▶ _Aufgabenstellung_
Beantworten Sie anhand des Artikels zum AfD-Antrag über Christenverfolgung die folgenden Fragen:
1. Welche Spekulationen weist der CDU-Bundestagsabgeordnete Heinrich zurück?
2. Welcher Ausschuss beschloss die Vertagung der 2. Lesung?
3. Was warf die FDP der AfD vor?

AfD-Antrag zu Christenverfolgung: Bundestag vertagt 2. Lesung

Die Union sieht noch „internen Abstimmungsbedarf“ hinsichtlich des Themas Christenverfolgung und will einen eigenen Antrag einbringen. Der CDU-Bundestagsabgeordnete Heinrich weist Spekulationen zurück, dass einige Unionsabgeordnete für den Antrag gestimmt hätten.
Bundestag
Foto: Michael Kappeler (dpa) | 15.06.2018, Berlin: Die Parlamentarier debattieren im Plenum im Bundestag. Der Deutsche Bundestag berät in seiner Sitzung unter anderem über die Parteienfinanzierung und über den Familiennachzug.

Der Bundestag hat die 2. Lesung über den AfD-Antrag „Christenverfolgung stoppen und sanktionieren“ vertagt. Dies beschloss der Ausschuss für Menschenrechte und humanitäre Hilfe auf Antrag der Regierungsfraktionen von CDU/CSU und SPD. Die Union sieht noch „internen Abstimmungsbedarf“ hinsichtlich des Themas und will einen eigenen Antrag einbringen. Eine erste Debatte hatte am 19. April stattgefunden, die zweite sollte am 14. Juni folgen. Die AfD fordert Maßnahmen gegen Länder, in denen Christen diskriminiert und verfolgt werden. So sollten Mittel für die Entwicklungshilfe gekürzt, Finanztransaktionen eingeschränkt und – soweit vorhanden – Handelsprivilegien abgeschafft werden. Die AfD plädiert ferner dafür, ein Flüchtlingskontingent für verfolgte Christen einzuführen. Sie begründete ihren Antrag damit, dass die Christen die am meisten verfolgte Religionsgemeinschaft weltweit sei. Die anderen Fraktionen lehnen die AfD-Forderungen ab. Christen dürften nicht bevorzugt werden, hieß es aus den Reihen der CDU und der SPD. Die FDP warf der AfD vor, ihr gehe es nur um die Ausgrenzung von Muslimen.

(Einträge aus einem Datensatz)

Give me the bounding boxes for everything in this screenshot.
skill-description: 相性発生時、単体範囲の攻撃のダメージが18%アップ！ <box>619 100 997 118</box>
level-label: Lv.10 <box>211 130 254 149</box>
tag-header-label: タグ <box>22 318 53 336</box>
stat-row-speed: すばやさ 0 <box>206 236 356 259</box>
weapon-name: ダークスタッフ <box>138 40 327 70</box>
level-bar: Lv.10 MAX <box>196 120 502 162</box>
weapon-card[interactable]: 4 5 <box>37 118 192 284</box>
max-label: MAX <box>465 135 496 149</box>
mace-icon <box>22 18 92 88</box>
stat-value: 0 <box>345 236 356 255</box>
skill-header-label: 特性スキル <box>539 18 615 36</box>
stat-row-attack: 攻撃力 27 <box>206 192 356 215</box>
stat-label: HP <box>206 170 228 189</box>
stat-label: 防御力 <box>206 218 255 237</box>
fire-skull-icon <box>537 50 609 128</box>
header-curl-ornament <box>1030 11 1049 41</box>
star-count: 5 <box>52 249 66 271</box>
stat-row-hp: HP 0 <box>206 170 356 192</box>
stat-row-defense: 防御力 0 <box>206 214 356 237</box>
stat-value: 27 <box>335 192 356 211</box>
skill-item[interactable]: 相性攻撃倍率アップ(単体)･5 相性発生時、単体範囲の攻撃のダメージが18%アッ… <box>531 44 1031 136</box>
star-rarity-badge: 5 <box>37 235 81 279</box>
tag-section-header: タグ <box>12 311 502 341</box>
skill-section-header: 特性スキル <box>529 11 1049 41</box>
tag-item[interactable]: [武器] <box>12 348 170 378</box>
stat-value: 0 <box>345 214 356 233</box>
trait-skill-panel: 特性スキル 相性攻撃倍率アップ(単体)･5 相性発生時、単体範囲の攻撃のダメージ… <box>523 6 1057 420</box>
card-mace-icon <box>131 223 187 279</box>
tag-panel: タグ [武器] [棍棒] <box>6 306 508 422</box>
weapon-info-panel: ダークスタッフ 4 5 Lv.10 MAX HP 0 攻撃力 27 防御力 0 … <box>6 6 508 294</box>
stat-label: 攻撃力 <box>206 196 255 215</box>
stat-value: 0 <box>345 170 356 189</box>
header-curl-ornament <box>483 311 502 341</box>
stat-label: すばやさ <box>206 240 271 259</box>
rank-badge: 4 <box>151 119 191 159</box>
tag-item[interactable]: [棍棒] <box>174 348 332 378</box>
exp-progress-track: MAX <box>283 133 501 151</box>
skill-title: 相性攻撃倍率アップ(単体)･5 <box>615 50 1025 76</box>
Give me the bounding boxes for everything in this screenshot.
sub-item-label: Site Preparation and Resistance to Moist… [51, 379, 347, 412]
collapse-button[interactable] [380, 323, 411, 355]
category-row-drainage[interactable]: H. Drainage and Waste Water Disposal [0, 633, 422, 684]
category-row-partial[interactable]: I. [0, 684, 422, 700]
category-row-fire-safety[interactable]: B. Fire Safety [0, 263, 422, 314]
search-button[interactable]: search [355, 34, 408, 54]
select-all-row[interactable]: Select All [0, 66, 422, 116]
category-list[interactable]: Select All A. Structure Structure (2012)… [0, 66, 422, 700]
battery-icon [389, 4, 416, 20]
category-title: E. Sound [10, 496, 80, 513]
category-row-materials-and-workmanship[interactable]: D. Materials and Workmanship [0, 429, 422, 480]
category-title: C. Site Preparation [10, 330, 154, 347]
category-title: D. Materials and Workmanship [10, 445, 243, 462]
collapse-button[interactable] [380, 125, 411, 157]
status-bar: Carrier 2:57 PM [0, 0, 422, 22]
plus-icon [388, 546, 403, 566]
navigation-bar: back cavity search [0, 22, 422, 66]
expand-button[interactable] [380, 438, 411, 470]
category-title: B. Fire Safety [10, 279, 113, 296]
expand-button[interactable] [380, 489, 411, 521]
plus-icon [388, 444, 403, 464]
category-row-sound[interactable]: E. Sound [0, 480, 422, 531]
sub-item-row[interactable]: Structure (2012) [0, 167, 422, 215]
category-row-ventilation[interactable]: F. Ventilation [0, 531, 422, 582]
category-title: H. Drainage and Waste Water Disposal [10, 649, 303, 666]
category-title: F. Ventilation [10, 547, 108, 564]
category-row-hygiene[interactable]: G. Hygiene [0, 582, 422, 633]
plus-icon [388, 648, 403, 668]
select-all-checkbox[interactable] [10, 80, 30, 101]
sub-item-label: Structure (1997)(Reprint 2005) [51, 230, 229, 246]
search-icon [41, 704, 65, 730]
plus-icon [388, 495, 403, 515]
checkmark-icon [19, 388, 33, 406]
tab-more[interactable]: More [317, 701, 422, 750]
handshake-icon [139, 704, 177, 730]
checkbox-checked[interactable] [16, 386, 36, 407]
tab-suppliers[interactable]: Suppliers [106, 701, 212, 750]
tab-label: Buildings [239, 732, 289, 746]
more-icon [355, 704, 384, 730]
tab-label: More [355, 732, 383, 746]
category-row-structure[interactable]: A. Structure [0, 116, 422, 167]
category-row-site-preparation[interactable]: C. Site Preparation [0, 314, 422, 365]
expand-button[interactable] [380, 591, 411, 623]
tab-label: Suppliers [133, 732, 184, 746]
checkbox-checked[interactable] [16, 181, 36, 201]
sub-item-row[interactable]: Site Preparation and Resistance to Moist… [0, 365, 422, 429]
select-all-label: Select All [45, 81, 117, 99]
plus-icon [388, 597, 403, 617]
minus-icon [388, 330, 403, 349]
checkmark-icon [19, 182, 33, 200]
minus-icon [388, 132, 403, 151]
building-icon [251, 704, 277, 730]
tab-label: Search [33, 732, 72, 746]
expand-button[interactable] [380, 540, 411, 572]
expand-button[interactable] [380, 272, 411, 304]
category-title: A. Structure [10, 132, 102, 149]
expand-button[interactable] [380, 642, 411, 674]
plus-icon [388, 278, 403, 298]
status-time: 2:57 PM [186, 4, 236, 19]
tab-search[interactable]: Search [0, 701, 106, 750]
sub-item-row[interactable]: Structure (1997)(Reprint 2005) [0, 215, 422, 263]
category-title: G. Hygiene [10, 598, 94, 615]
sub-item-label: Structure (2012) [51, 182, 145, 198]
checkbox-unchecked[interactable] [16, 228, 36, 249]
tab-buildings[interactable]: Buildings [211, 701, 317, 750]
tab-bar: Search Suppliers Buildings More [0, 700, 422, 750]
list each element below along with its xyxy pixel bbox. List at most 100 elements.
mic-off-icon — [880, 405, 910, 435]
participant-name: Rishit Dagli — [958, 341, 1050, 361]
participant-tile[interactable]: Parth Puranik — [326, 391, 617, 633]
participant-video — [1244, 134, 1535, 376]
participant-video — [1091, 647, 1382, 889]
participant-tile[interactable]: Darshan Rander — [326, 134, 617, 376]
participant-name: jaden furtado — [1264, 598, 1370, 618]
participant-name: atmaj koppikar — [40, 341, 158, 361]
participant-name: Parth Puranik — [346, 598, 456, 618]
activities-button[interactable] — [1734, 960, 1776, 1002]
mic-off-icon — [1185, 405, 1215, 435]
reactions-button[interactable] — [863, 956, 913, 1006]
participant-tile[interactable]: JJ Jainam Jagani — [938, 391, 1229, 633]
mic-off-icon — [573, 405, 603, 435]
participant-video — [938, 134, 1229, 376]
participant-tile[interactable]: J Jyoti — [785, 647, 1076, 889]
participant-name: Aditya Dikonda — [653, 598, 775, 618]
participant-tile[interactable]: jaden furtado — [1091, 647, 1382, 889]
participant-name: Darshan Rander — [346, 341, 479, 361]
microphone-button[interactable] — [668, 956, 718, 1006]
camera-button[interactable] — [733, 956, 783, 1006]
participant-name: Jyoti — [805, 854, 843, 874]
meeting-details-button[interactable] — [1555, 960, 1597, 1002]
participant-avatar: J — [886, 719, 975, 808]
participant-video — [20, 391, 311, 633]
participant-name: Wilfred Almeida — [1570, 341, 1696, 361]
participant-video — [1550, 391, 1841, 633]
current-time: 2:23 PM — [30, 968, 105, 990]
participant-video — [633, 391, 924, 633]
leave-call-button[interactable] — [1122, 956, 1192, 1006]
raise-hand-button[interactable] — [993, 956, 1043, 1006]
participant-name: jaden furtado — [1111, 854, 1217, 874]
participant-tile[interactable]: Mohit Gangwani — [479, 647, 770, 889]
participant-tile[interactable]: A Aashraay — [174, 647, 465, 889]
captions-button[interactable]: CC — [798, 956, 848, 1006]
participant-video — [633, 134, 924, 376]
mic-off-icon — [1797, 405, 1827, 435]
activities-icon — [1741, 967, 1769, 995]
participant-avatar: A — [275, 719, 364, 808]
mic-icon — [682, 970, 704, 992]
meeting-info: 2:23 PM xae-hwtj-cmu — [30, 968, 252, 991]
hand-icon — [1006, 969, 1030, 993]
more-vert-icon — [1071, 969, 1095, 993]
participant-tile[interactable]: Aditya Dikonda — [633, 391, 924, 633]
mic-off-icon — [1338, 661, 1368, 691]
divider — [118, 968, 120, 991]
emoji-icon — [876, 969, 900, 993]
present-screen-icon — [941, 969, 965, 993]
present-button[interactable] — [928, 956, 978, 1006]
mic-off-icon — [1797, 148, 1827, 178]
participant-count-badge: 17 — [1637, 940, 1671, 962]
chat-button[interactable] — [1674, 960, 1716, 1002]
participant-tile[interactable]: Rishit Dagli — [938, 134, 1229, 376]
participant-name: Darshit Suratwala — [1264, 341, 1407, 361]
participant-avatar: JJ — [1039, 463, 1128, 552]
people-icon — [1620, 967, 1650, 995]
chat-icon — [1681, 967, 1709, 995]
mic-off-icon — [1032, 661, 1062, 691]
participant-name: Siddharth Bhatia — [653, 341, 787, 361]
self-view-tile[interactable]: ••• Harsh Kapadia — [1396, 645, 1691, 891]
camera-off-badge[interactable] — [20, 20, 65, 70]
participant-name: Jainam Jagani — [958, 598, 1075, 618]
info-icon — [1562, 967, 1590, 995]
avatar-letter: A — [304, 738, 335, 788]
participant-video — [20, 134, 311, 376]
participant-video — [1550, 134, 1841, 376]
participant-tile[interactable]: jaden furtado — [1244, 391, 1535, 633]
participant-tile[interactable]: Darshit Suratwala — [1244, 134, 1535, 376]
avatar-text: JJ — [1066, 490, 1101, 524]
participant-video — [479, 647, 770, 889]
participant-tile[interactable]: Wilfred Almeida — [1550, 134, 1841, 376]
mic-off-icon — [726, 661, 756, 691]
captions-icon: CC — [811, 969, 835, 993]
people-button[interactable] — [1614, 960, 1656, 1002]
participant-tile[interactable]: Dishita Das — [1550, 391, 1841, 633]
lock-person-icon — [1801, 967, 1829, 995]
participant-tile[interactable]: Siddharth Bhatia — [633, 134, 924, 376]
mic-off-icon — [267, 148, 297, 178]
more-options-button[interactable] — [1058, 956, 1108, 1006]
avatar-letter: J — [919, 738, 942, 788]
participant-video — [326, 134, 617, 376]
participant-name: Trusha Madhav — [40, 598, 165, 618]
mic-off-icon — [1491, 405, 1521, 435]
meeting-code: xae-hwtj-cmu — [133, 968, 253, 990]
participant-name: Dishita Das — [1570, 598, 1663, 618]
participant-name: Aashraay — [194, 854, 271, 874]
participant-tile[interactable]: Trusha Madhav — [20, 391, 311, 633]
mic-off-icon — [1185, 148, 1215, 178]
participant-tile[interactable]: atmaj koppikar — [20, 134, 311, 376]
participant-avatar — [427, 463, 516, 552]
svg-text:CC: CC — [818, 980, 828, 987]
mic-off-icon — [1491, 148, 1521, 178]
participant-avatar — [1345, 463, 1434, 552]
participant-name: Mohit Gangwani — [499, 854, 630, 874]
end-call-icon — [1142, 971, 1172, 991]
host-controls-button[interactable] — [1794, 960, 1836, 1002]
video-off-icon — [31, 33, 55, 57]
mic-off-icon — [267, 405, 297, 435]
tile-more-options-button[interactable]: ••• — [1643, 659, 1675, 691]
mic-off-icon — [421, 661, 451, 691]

▶ _Schriftliche Antwort_
1. Die Spekulationen, dass einige Unionsabgeordnete für den Antrag gestimmt hätten.
2. Der Ausschuss für Menschenrechte und humanitäre Hilfe.
3. Ihr gehe es nur um die Ausgrenzung von Muslimen.